# Start of Recorded data

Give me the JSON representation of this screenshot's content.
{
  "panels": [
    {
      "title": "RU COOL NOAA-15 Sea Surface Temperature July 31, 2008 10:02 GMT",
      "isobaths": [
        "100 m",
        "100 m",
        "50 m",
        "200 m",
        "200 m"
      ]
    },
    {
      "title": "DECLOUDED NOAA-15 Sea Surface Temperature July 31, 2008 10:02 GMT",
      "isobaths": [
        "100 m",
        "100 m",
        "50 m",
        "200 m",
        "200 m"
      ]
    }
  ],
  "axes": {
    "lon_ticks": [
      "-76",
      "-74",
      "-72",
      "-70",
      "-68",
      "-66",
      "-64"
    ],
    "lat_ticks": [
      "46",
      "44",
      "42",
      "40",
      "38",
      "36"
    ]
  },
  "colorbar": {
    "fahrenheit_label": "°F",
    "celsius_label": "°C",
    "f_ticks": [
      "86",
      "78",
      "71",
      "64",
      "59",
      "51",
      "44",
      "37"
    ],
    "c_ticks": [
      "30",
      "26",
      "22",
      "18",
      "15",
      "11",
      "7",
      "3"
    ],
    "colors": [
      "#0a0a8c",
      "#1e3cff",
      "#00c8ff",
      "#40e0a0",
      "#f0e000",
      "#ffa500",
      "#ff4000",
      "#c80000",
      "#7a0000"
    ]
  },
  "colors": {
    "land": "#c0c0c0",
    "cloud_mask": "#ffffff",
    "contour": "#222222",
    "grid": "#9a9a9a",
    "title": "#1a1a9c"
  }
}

# End of Recorded data

:: What you have to do ::
All of the data needs to be printed once more, exactly.

:: Correct answer ::
Give me the JSON representation of this screenshot's content.
{
  "panels": [
    {
      "title": "RU COOL NOAA-15 Sea Surface Temperature July 31, 2008 10:02 GMT",
      "isobaths": [
        "100 m",
        "100 m",
        "50 m",
        "200 m",
        "200 m"
      ]
    },
    {
      "title": "DECLOUDED NOAA-15 Sea Surface Temperature July 31, 2008 10:02 GMT",
      "isobaths": [
        "100 m",
        "100 m",
        "50 m",
        "200 m",
        "200 m"
      ]
    }
  ],
  "axes": {
    "lon_ticks": [
      "-76",
      "-74",
      "-72",
      "-70",
      "-68",
      "-66",
      "-64"
    ],
    "lat_ticks": [
      "46",
      "44",
      "42",
      "40",
      "38",
      "36"
    ]
  },
  "colorbar": {
    "fahrenheit_label": "°F",
    "celsius_label": "°C",
    "f_ticks": [
      "86",
      "78",
      "71",
      "64",
      "59",
      "51",
      "44",
      "37"
    ],
    "c_ticks": [
      "30",
      "26",
      "22",
      "18",
      "15",
      "11",
      "7",
      "3"
    ],
    "colors": [
      "#0a0a8c",
      "#1e3cff",
      "#00c8ff",
      "#40e0a0",
      "#f0e000",
      "#ffa500",
      "#ff4000",
      "#c80000",
      "#7a0000"
    ]
  },
  "colors": {
    "land": "#c0c0c0",
    "cloud_mask": "#ffffff",
    "contour": "#222222",
    "grid": "#9a9a9a",
    "title": "#1a1a9c"
  }
}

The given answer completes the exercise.